=== Problem to solve ===
Copy out each line that has "name" in it.

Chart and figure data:
────────────────────────────────────────

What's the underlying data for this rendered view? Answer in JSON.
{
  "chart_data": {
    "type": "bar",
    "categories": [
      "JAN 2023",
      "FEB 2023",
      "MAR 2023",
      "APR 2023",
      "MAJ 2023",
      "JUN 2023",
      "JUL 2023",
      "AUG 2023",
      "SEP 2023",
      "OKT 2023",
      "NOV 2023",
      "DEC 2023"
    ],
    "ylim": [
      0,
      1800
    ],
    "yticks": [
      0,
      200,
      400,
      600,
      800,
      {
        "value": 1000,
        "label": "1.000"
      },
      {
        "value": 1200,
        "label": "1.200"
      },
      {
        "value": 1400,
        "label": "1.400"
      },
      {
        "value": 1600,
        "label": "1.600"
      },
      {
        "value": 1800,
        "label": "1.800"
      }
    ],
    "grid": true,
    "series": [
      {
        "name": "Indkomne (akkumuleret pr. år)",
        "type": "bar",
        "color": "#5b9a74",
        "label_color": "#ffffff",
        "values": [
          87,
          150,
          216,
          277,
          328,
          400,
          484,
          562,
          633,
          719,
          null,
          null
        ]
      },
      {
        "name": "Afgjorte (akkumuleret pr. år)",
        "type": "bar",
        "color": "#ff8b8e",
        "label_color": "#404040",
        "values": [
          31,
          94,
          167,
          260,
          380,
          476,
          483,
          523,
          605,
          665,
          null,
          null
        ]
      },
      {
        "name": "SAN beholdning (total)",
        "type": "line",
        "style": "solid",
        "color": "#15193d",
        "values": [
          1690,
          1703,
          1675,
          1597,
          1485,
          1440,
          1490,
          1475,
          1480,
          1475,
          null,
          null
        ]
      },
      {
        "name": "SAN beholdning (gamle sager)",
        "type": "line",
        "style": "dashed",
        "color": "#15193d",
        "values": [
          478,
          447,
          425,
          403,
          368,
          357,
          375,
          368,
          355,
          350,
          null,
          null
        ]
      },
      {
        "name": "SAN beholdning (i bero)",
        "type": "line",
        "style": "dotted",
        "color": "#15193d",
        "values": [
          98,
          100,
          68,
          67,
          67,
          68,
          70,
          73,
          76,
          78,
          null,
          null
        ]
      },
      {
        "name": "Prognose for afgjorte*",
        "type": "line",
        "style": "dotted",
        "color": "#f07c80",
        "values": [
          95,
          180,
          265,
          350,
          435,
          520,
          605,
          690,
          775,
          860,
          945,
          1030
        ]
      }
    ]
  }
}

────────────────────────────────────────

=== Complete output ===
        "name": "Indkomne (akkumuleret pr. år)",
        "name": "Afgjorte (akkumuleret pr. år)",
        "name": "SAN beholdning (total)",
        "name": "SAN beholdning (gamle sager)",
        "name": "SAN beholdning (i bero)",
        "name": "Prognose for afgjorte*",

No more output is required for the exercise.